** Begin EXERCISE DATA **

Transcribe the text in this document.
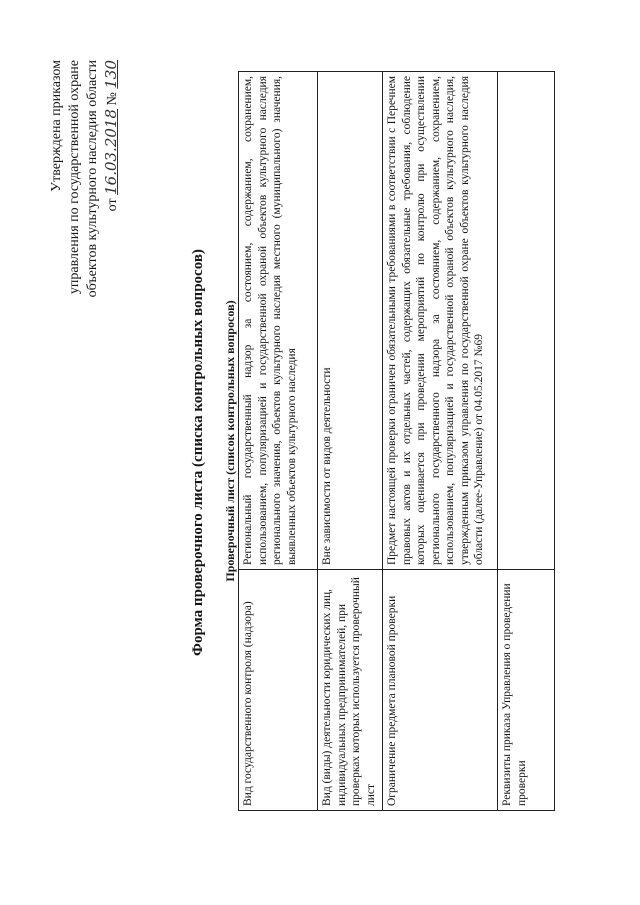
Утверждена приказом управления по государственной охране объектов культурного наследия области от 16.03.2018 № 130
Форма проверочного листа (списка контрольных вопросов) Проверочный лист (список контрольных вопросов)
Вид государственного контроля (надзора)	Региональный государственный надзор за состоянием, содержанием, сохранением, использованием, популяризацией и государственной охраной объектов культурного наследия регионального значения, объектов культурного наследия местного (муниципального) значения, выявленных объектов культурного наследия
Вид (виды) деятельности юридических лиц, индивидуальных предпринимателей, при проверках которых используется проверочный лист	Вне зависимости от видов деятельности
Ограничение предмета плановой проверки	Предмет настоящей проверки ограничен обязательными требованиями в соответствии с Перечнем правовых актов и их отдельных частей, содержащих обязательные требования, соблюдение которых оценивается при проведении мероприятий по контролю при осуществлении регионального государственного надзора за состоянием, содержанием, сохранением, использованием, популяризацией и государственной охраной объектов культурного наследия, утвержденным приказом управления по государственной охране объектов культурного наследия области (далее-Управление) от 04.05.2017 №69
Реквизиты приказа Управления о проведении проверки	
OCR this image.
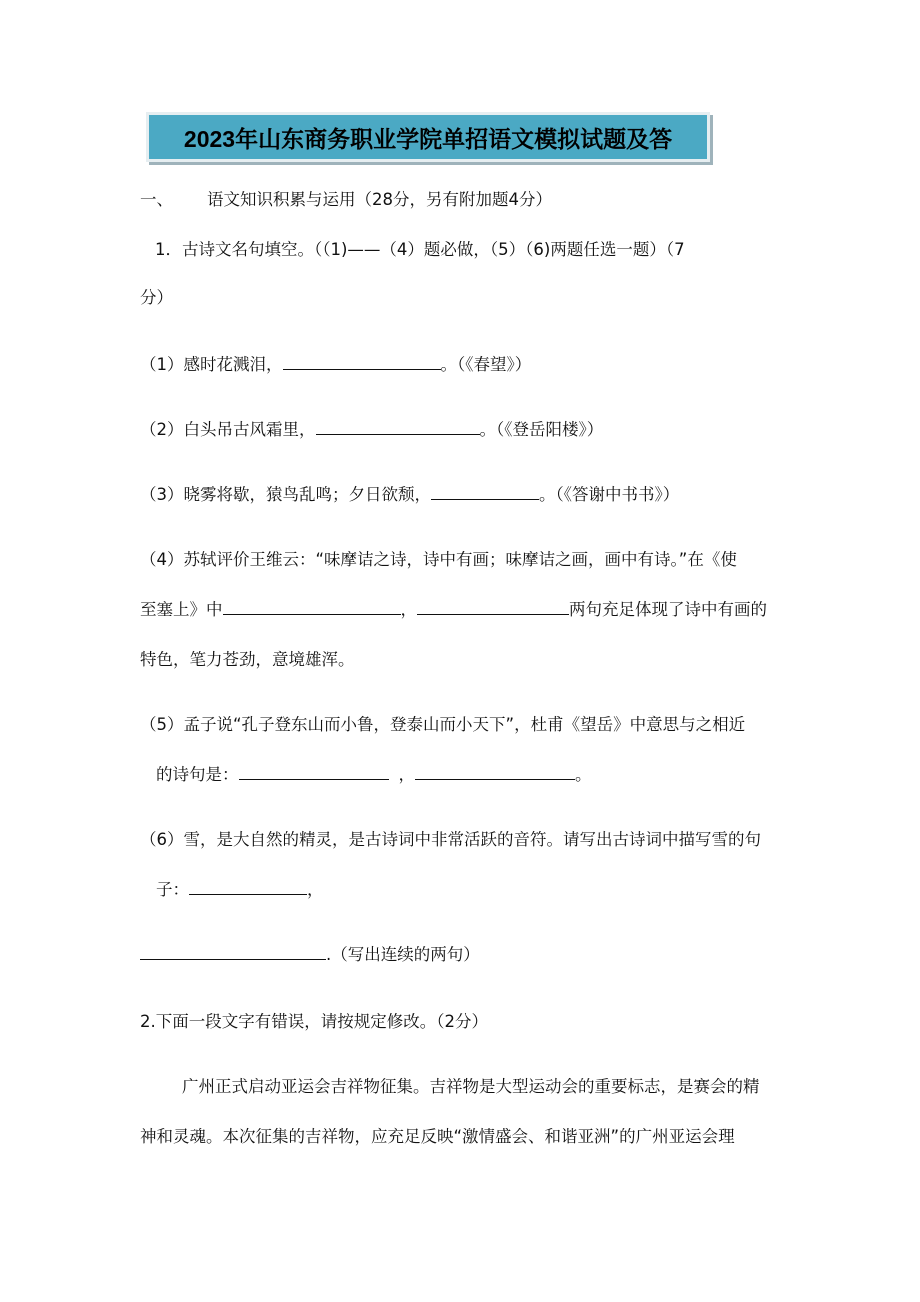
2023年山东商务职业学院单招语文模拟试题及答
一、 语文知识积累与运用（28分，另有附加题4分）
1．古诗文名句填空。（（1)——（4）题必做，（5）（6)两题任选一题）（7
分）
（1）感时花溅泪，	。（《春望》）
（2）白头吊古风霜里，	。（《登岳阳楼》）
（3）晓雾将歇，猿鸟乱鸣；夕日欲颓，	。（《答谢中书书》）
（4）苏轼评价王维云：“味摩诘之诗，诗中有画；味摩诘之画，画中有诗。”在《使
至塞上》中	，	两句充足体现了诗中有画的
特色，笔力苍劲，意境雄浑。
（5）孟子说“孔子登东山而小鲁，登泰山而小天下”，杜甫《望岳》中意思与之相近
的诗句是：	，	。
（6）雪，是大自然的精灵，是古诗词中非常活跃的音符。请写出古诗词中描写雪的句
子：	，
.（写出连续的两句）
2.下面一段文字有错误，请按规定修改。（2分）
广州正式启动亚运会吉祥物征集。吉祥物是大型运动会的重要标志，是赛会的精
神和灵魂。本次征集的吉祥物，应充足反映“激情盛会、和谐亚洲”的广州亚运会理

** End EXERCISE DATA **

*WHAT THIS TASK INVOLVES:*
Copy the data character for character, but drop all pictures from the copy.

*FINAL RESULT:*
Transcribe the text in this document.
Утверждена приказом управления по государственной охране объектов культурного наследия области от 16.03.2018 № 130
Форма проверочного листа (списка контрольных вопросов) Проверочный лист (список контрольных вопросов)
Вид государственного контроля (надзора)	Региональный государственный надзор за состоянием, содержанием, сохранением, использованием, популяризацией и государственной охраной объектов культурного наследия регионального значения, объектов культурного наследия местного (муниципального) значения, выявленных объектов культурного наследия
Вид (виды) деятельности юридических лиц, индивидуальных предпринимателей, при проверках которых используется проверочный лист	Вне зависимости от видов деятельности
Ограничение предмета плановой проверки	Предмет настоящей проверки ограничен обязательными требованиями в соответствии с Перечнем правовых актов и их отдельных частей, содержащих обязательные требования, соблюдение которых оценивается при проведении мероприятий по контролю при осуществлении регионального государственного надзора за состоянием, содержанием, сохранением, использованием, популяризацией и государственной охраной объектов культурного наследия, утвержденным приказом управления по государственной охране объектов культурного наследия области (далее-Управление) от 04.05.2017 №69
Реквизиты приказа Управления о проведении проверки	
OCR this image.
2023年山东商务职业学院单招语文模拟试题及答
一、 语文知识积累与运用（28分，另有附加题4分）
1．古诗文名句填空。（（1)——（4）题必做，（5）（6)两题任选一题）（7
分）
（1）感时花溅泪，	。（《春望》）
（2）白头吊古风霜里，	。（《登岳阳楼》）
（3）晓雾将歇，猿鸟乱鸣；夕日欲颓，	。（《答谢中书书》）
（4）苏轼评价王维云：“味摩诘之诗，诗中有画；味摩诘之画，画中有诗。”在《使
至塞上》中	，	两句充足体现了诗中有画的
特色，笔力苍劲，意境雄浑。
（5）孟子说“孔子登东山而小鲁，登泰山而小天下”，杜甫《望岳》中意思与之相近
的诗句是：	，	。
（6）雪，是大自然的精灵，是古诗词中非常活跃的音符。请写出古诗词中描写雪的句
子：	，
.（写出连续的两句）
2.下面一段文字有错误，请按规定修改。（2分）
广州正式启动亚运会吉祥物征集。吉祥物是大型运动会的重要标志，是赛会的精
神和灵魂。本次征集的吉祥物，应充足反映“激情盛会、和谐亚洲”的广州亚运会理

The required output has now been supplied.